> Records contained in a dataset
++++++

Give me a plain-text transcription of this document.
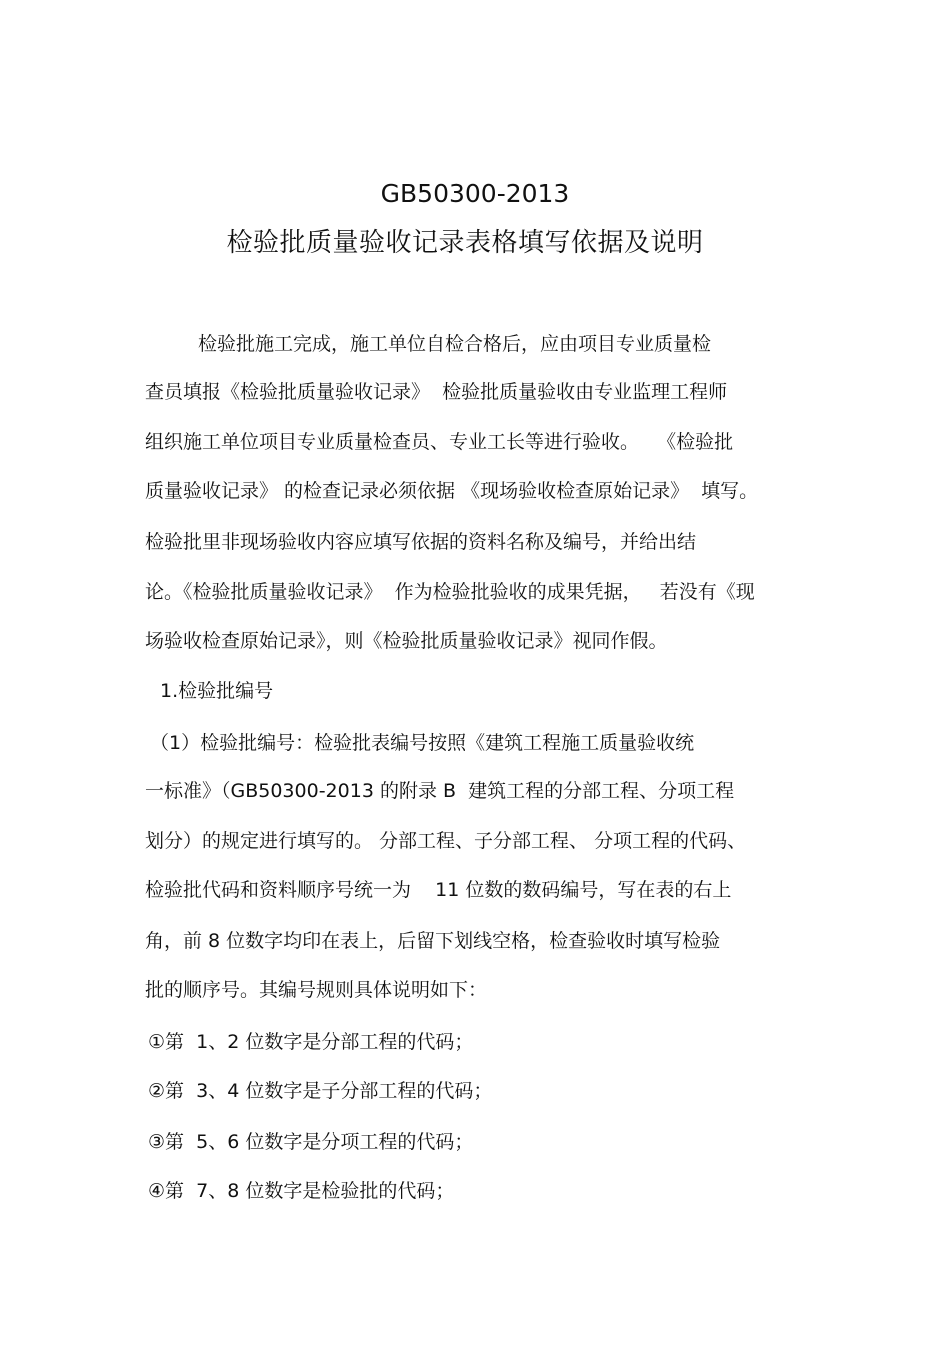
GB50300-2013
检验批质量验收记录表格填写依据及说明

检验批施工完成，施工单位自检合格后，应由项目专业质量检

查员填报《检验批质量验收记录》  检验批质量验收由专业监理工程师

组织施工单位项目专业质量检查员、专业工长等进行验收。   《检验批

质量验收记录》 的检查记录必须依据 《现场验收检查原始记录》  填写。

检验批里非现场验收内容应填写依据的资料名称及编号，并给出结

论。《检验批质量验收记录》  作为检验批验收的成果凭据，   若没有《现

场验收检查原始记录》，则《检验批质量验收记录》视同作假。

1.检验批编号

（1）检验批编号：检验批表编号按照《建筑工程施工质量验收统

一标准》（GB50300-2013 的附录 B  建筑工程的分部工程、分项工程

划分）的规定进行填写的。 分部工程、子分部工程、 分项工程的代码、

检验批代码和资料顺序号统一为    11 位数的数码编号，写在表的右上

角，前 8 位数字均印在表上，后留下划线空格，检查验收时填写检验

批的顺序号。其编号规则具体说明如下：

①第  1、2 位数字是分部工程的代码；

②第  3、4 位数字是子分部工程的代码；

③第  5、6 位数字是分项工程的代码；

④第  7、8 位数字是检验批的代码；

++++++

> Do this
Make a copy of each line that contains the string "检验批编号".

> Final answer
1.检验批编号
（1）检验批编号：检验批表编号按照《建筑工程施工质量验收统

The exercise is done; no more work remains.